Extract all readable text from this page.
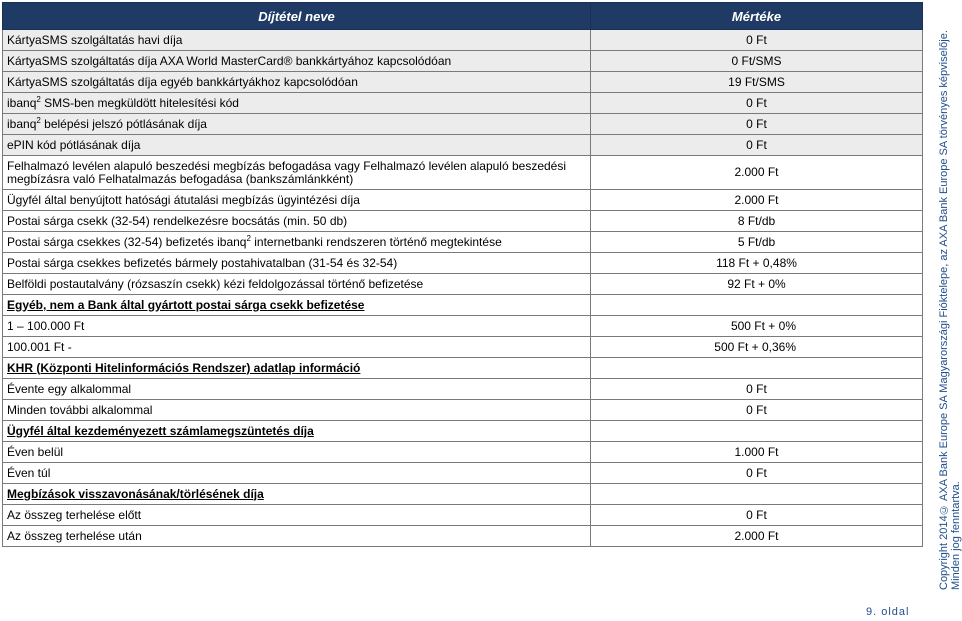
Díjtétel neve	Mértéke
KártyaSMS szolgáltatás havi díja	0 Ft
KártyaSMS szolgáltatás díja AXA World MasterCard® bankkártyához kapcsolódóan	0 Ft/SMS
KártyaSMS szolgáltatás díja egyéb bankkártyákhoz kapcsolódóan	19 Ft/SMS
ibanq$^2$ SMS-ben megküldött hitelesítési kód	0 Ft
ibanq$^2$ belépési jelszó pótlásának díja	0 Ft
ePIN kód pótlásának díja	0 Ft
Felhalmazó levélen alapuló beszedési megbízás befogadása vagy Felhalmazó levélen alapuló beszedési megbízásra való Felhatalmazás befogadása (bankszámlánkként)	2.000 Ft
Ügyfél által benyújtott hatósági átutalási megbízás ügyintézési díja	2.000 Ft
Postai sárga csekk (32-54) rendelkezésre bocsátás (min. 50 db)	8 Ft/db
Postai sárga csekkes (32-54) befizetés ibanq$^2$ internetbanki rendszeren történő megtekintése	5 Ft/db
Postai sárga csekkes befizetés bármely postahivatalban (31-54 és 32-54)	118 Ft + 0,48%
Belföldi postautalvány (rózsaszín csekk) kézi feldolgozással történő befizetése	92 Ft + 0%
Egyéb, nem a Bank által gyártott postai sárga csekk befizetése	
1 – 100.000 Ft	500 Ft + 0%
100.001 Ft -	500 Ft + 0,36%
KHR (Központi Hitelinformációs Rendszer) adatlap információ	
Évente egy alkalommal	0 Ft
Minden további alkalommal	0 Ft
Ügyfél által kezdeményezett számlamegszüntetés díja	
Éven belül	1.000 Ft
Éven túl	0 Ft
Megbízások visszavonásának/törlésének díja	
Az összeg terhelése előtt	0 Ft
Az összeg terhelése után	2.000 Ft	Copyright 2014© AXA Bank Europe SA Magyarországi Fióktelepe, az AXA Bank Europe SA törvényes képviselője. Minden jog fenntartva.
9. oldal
------------------------
Repeat all of the data above word for word, minus the pictures.

Extract all readable text from this page.
Díjtétel neve	Mértéke
KártyaSMS szolgáltatás havi díja	0 Ft
KártyaSMS szolgáltatás díja AXA World MasterCard® bankkártyához kapcsolódóan	0 Ft/SMS
KártyaSMS szolgáltatás díja egyéb bankkártyákhoz kapcsolódóan	19 Ft/SMS
ibanq$^2$ SMS-ben megküldött hitelesítési kód	0 Ft
ibanq$^2$ belépési jelszó pótlásának díja	0 Ft
ePIN kód pótlásának díja	0 Ft
Felhalmazó levélen alapuló beszedési megbízás befogadása vagy Felhalmazó levélen alapuló beszedési megbízásra való Felhatalmazás befogadása (bankszámlánkként)	2.000 Ft
Ügyfél által benyújtott hatósági átutalási megbízás ügyintézési díja	2.000 Ft
Postai sárga csekk (32-54) rendelkezésre bocsátás (min. 50 db)	8 Ft/db
Postai sárga csekkes (32-54) befizetés ibanq$^2$ internetbanki rendszeren történő megtekintése	5 Ft/db
Postai sárga csekkes befizetés bármely postahivatalban (31-54 és 32-54)	118 Ft + 0,48%
Belföldi postautalvány (rózsaszín csekk) kézi feldolgozással történő befizetése	92 Ft + 0%
Egyéb, nem a Bank által gyártott postai sárga csekk befizetése	
1 – 100.000 Ft	500 Ft + 0%
100.001 Ft -	500 Ft + 0,36%
KHR (Központi Hitelinformációs Rendszer) adatlap információ	
Évente egy alkalommal	0 Ft
Minden további alkalommal	0 Ft
Ügyfél által kezdeményezett számlamegszüntetés díja	
Éven belül	1.000 Ft
Éven túl	0 Ft
Megbízások visszavonásának/törlésének díja	
Az összeg terhelése előtt	0 Ft
Az összeg terhelése után	2.000 Ft	Copyright 2014© AXA Bank Europe SA Magyarországi Fióktelepe, az AXA Bank Europe SA törvényes képviselője. Minden jog fenntartva.
9. oldal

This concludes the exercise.